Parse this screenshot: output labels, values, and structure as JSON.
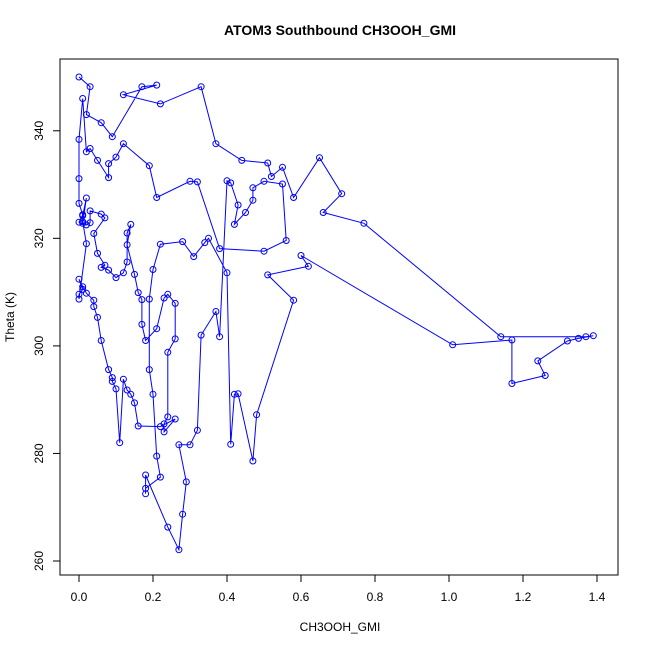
{
  "chart_data": {
    "type": "line",
    "title": "ATOM3 Southbound CH3OOH_GMI",
    "xlabel": "CH3OOH_GMI",
    "ylabel": "Theta (K)",
    "xlim": [
      0,
      1.4
    ],
    "ylim": [
      260,
      350
    ],
    "x_ticks": [
      "0.0",
      "0.2",
      "0.4",
      "0.6",
      "0.8",
      "1.0",
      "1.2",
      "1.4"
    ],
    "x_tick_values": [
      0,
      0.2,
      0.4,
      0.6,
      0.8,
      1.0,
      1.2,
      1.4
    ],
    "y_ticks": [
      "260",
      "280",
      "300",
      "320",
      "340"
    ],
    "y_tick_values": [
      260,
      280,
      300,
      320,
      340
    ],
    "grid": false,
    "markers": "open-circle",
    "color": "#0000ff",
    "series": [
      {
        "points": [
          [
            0.0,
            350.0
          ],
          [
            0.03,
            348.2
          ],
          [
            0.02,
            343.0
          ],
          [
            0.06,
            341.5
          ],
          [
            0.09,
            338.9
          ],
          [
            0.17,
            348.2
          ],
          [
            0.21,
            348.5
          ],
          [
            0.12,
            346.7
          ],
          [
            0.22,
            345.0
          ],
          [
            0.33,
            348.2
          ],
          [
            0.37,
            337.6
          ],
          [
            0.44,
            334.5
          ],
          [
            0.51,
            334.0
          ],
          [
            0.52,
            331.5
          ],
          [
            0.55,
            333.2
          ],
          [
            0.58,
            327.6
          ],
          [
            0.65,
            335.0
          ],
          [
            0.71,
            328.3
          ],
          [
            0.66,
            324.8
          ],
          [
            0.77,
            322.8
          ],
          [
            1.14,
            301.7
          ],
          [
            1.37,
            301.7
          ],
          [
            1.39,
            301.9
          ],
          [
            1.35,
            301.4
          ],
          [
            1.32,
            300.9
          ],
          [
            1.24,
            297.2
          ],
          [
            1.26,
            294.5
          ],
          [
            1.17,
            293.0
          ],
          [
            1.17,
            301.1
          ],
          [
            1.01,
            300.2
          ],
          [
            0.6,
            316.8
          ],
          [
            0.62,
            314.8
          ],
          [
            0.51,
            313.2
          ],
          [
            0.58,
            308.5
          ],
          [
            0.48,
            287.2
          ],
          [
            0.47,
            278.6
          ],
          [
            0.43,
            291.1
          ],
          [
            0.42,
            291.0
          ],
          [
            0.41,
            281.7
          ],
          [
            0.4,
            313.6
          ],
          [
            0.35,
            320.0
          ],
          [
            0.34,
            319.2
          ],
          [
            0.31,
            316.6
          ],
          [
            0.28,
            319.4
          ],
          [
            0.22,
            318.9
          ],
          [
            0.2,
            314.2
          ],
          [
            0.19,
            308.7
          ],
          [
            0.19,
            295.6
          ],
          [
            0.2,
            291.0
          ],
          [
            0.21,
            279.5
          ],
          [
            0.22,
            275.6
          ],
          [
            0.18,
            273.5
          ],
          [
            0.18,
            272.5
          ],
          [
            0.18,
            276.0
          ],
          [
            0.24,
            266.3
          ],
          [
            0.27,
            262.1
          ],
          [
            0.28,
            268.7
          ],
          [
            0.29,
            274.7
          ],
          [
            0.27,
            281.6
          ],
          [
            0.3,
            281.6
          ],
          [
            0.32,
            284.3
          ],
          [
            0.33,
            302.0
          ],
          [
            0.37,
            306.4
          ],
          [
            0.38,
            301.7
          ],
          [
            0.4,
            330.7
          ],
          [
            0.41,
            330.3
          ],
          [
            0.43,
            326.2
          ],
          [
            0.42,
            322.6
          ],
          [
            0.45,
            324.8
          ],
          [
            0.47,
            327.1
          ],
          [
            0.47,
            329.4
          ],
          [
            0.5,
            330.6
          ],
          [
            0.55,
            330.1
          ],
          [
            0.56,
            319.6
          ],
          [
            0.5,
            317.6
          ],
          [
            0.38,
            318.1
          ],
          [
            0.32,
            330.5
          ],
          [
            0.3,
            330.6
          ],
          [
            0.21,
            327.6
          ],
          [
            0.19,
            333.5
          ],
          [
            0.12,
            337.6
          ],
          [
            0.1,
            335.1
          ],
          [
            0.08,
            333.9
          ],
          [
            0.08,
            331.3
          ],
          [
            0.05,
            334.5
          ],
          [
            0.03,
            336.7
          ],
          [
            0.02,
            336.1
          ],
          [
            0.01,
            346.0
          ],
          [
            0.0,
            338.4
          ],
          [
            0.0,
            331.1
          ],
          [
            0.0,
            326.5
          ],
          [
            0.01,
            324.4
          ],
          [
            0.0,
            323.0
          ],
          [
            0.02,
            322.5
          ],
          [
            0.03,
            322.9
          ],
          [
            0.03,
            325.1
          ],
          [
            0.06,
            324.5
          ],
          [
            0.07,
            323.8
          ],
          [
            0.04,
            320.9
          ],
          [
            0.05,
            317.2
          ],
          [
            0.07,
            315.0
          ],
          [
            0.06,
            314.6
          ],
          [
            0.08,
            314.1
          ],
          [
            0.1,
            312.7
          ],
          [
            0.12,
            313.6
          ],
          [
            0.13,
            315.6
          ],
          [
            0.13,
            321.0
          ],
          [
            0.14,
            322.6
          ],
          [
            0.13,
            318.8
          ],
          [
            0.15,
            313.3
          ],
          [
            0.16,
            309.9
          ],
          [
            0.17,
            308.6
          ],
          [
            0.17,
            304.0
          ],
          [
            0.18,
            301.0
          ],
          [
            0.21,
            303.2
          ],
          [
            0.23,
            308.9
          ],
          [
            0.24,
            309.6
          ],
          [
            0.26,
            307.9
          ],
          [
            0.26,
            301.3
          ],
          [
            0.24,
            298.8
          ],
          [
            0.24,
            286.8
          ],
          [
            0.23,
            285.5
          ],
          [
            0.23,
            284.0
          ],
          [
            0.26,
            286.4
          ],
          [
            0.22,
            285.0
          ],
          [
            0.16,
            285.1
          ],
          [
            0.15,
            289.4
          ],
          [
            0.14,
            291.0
          ],
          [
            0.13,
            291.8
          ],
          [
            0.12,
            293.8
          ],
          [
            0.11,
            282.0
          ],
          [
            0.1,
            292.0
          ],
          [
            0.09,
            293.4
          ],
          [
            0.09,
            294.1
          ],
          [
            0.08,
            295.6
          ],
          [
            0.06,
            301.0
          ],
          [
            0.05,
            305.3
          ],
          [
            0.04,
            307.3
          ],
          [
            0.04,
            308.5
          ],
          [
            0.02,
            309.8
          ],
          [
            0.01,
            311.0
          ],
          [
            0.0,
            312.4
          ],
          [
            0.01,
            310.5
          ],
          [
            0.0,
            309.6
          ],
          [
            0.0,
            308.7
          ],
          [
            0.02,
            319.0
          ],
          [
            0.01,
            323.1
          ],
          [
            0.01,
            324.2
          ],
          [
            0.02,
            327.5
          ],
          [
            0.01,
            322.8
          ]
        ]
      }
    ]
  }
}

## DIRECTIONS FOR THIS TASK
Output all of the entries verbatim, leaving out any images.

## COMPLETED EXERCISE
Parse this screenshot: output labels, values, and structure as JSON.
{
  "chart_data": {
    "type": "line",
    "title": "ATOM3 Southbound CH3OOH_GMI",
    "xlabel": "CH3OOH_GMI",
    "ylabel": "Theta (K)",
    "xlim": [
      0,
      1.4
    ],
    "ylim": [
      260,
      350
    ],
    "x_ticks": [
      "0.0",
      "0.2",
      "0.4",
      "0.6",
      "0.8",
      "1.0",
      "1.2",
      "1.4"
    ],
    "x_tick_values": [
      0,
      0.2,
      0.4,
      0.6,
      0.8,
      1.0,
      1.2,
      1.4
    ],
    "y_ticks": [
      "260",
      "280",
      "300",
      "320",
      "340"
    ],
    "y_tick_values": [
      260,
      280,
      300,
      320,
      340
    ],
    "grid": false,
    "markers": "open-circle",
    "color": "#0000ff",
    "series": [
      {
        "points": [
          [
            0.0,
            350.0
          ],
          [
            0.03,
            348.2
          ],
          [
            0.02,
            343.0
          ],
          [
            0.06,
            341.5
          ],
          [
            0.09,
            338.9
          ],
          [
            0.17,
            348.2
          ],
          [
            0.21,
            348.5
          ],
          [
            0.12,
            346.7
          ],
          [
            0.22,
            345.0
          ],
          [
            0.33,
            348.2
          ],
          [
            0.37,
            337.6
          ],
          [
            0.44,
            334.5
          ],
          [
            0.51,
            334.0
          ],
          [
            0.52,
            331.5
          ],
          [
            0.55,
            333.2
          ],
          [
            0.58,
            327.6
          ],
          [
            0.65,
            335.0
          ],
          [
            0.71,
            328.3
          ],
          [
            0.66,
            324.8
          ],
          [
            0.77,
            322.8
          ],
          [
            1.14,
            301.7
          ],
          [
            1.37,
            301.7
          ],
          [
            1.39,
            301.9
          ],
          [
            1.35,
            301.4
          ],
          [
            1.32,
            300.9
          ],
          [
            1.24,
            297.2
          ],
          [
            1.26,
            294.5
          ],
          [
            1.17,
            293.0
          ],
          [
            1.17,
            301.1
          ],
          [
            1.01,
            300.2
          ],
          [
            0.6,
            316.8
          ],
          [
            0.62,
            314.8
          ],
          [
            0.51,
            313.2
          ],
          [
            0.58,
            308.5
          ],
          [
            0.48,
            287.2
          ],
          [
            0.47,
            278.6
          ],
          [
            0.43,
            291.1
          ],
          [
            0.42,
            291.0
          ],
          [
            0.41,
            281.7
          ],
          [
            0.4,
            313.6
          ],
          [
            0.35,
            320.0
          ],
          [
            0.34,
            319.2
          ],
          [
            0.31,
            316.6
          ],
          [
            0.28,
            319.4
          ],
          [
            0.22,
            318.9
          ],
          [
            0.2,
            314.2
          ],
          [
            0.19,
            308.7
          ],
          [
            0.19,
            295.6
          ],
          [
            0.2,
            291.0
          ],
          [
            0.21,
            279.5
          ],
          [
            0.22,
            275.6
          ],
          [
            0.18,
            273.5
          ],
          [
            0.18,
            272.5
          ],
          [
            0.18,
            276.0
          ],
          [
            0.24,
            266.3
          ],
          [
            0.27,
            262.1
          ],
          [
            0.28,
            268.7
          ],
          [
            0.29,
            274.7
          ],
          [
            0.27,
            281.6
          ],
          [
            0.3,
            281.6
          ],
          [
            0.32,
            284.3
          ],
          [
            0.33,
            302.0
          ],
          [
            0.37,
            306.4
          ],
          [
            0.38,
            301.7
          ],
          [
            0.4,
            330.7
          ],
          [
            0.41,
            330.3
          ],
          [
            0.43,
            326.2
          ],
          [
            0.42,
            322.6
          ],
          [
            0.45,
            324.8
          ],
          [
            0.47,
            327.1
          ],
          [
            0.47,
            329.4
          ],
          [
            0.5,
            330.6
          ],
          [
            0.55,
            330.1
          ],
          [
            0.56,
            319.6
          ],
          [
            0.5,
            317.6
          ],
          [
            0.38,
            318.1
          ],
          [
            0.32,
            330.5
          ],
          [
            0.3,
            330.6
          ],
          [
            0.21,
            327.6
          ],
          [
            0.19,
            333.5
          ],
          [
            0.12,
            337.6
          ],
          [
            0.1,
            335.1
          ],
          [
            0.08,
            333.9
          ],
          [
            0.08,
            331.3
          ],
          [
            0.05,
            334.5
          ],
          [
            0.03,
            336.7
          ],
          [
            0.02,
            336.1
          ],
          [
            0.01,
            346.0
          ],
          [
            0.0,
            338.4
          ],
          [
            0.0,
            331.1
          ],
          [
            0.0,
            326.5
          ],
          [
            0.01,
            324.4
          ],
          [
            0.0,
            323.0
          ],
          [
            0.02,
            322.5
          ],
          [
            0.03,
            322.9
          ],
          [
            0.03,
            325.1
          ],
          [
            0.06,
            324.5
          ],
          [
            0.07,
            323.8
          ],
          [
            0.04,
            320.9
          ],
          [
            0.05,
            317.2
          ],
          [
            0.07,
            315.0
          ],
          [
            0.06,
            314.6
          ],
          [
            0.08,
            314.1
          ],
          [
            0.1,
            312.7
          ],
          [
            0.12,
            313.6
          ],
          [
            0.13,
            315.6
          ],
          [
            0.13,
            321.0
          ],
          [
            0.14,
            322.6
          ],
          [
            0.13,
            318.8
          ],
          [
            0.15,
            313.3
          ],
          [
            0.16,
            309.9
          ],
          [
            0.17,
            308.6
          ],
          [
            0.17,
            304.0
          ],
          [
            0.18,
            301.0
          ],
          [
            0.21,
            303.2
          ],
          [
            0.23,
            308.9
          ],
          [
            0.24,
            309.6
          ],
          [
            0.26,
            307.9
          ],
          [
            0.26,
            301.3
          ],
          [
            0.24,
            298.8
          ],
          [
            0.24,
            286.8
          ],
          [
            0.23,
            285.5
          ],
          [
            0.23,
            284.0
          ],
          [
            0.26,
            286.4
          ],
          [
            0.22,
            285.0
          ],
          [
            0.16,
            285.1
          ],
          [
            0.15,
            289.4
          ],
          [
            0.14,
            291.0
          ],
          [
            0.13,
            291.8
          ],
          [
            0.12,
            293.8
          ],
          [
            0.11,
            282.0
          ],
          [
            0.1,
            292.0
          ],
          [
            0.09,
            293.4
          ],
          [
            0.09,
            294.1
          ],
          [
            0.08,
            295.6
          ],
          [
            0.06,
            301.0
          ],
          [
            0.05,
            305.3
          ],
          [
            0.04,
            307.3
          ],
          [
            0.04,
            308.5
          ],
          [
            0.02,
            309.8
          ],
          [
            0.01,
            311.0
          ],
          [
            0.0,
            312.4
          ],
          [
            0.01,
            310.5
          ],
          [
            0.0,
            309.6
          ],
          [
            0.0,
            308.7
          ],
          [
            0.02,
            319.0
          ],
          [
            0.01,
            323.1
          ],
          [
            0.01,
            324.2
          ],
          [
            0.02,
            327.5
          ],
          [
            0.01,
            322.8
          ]
        ]
      }
    ]
  }
}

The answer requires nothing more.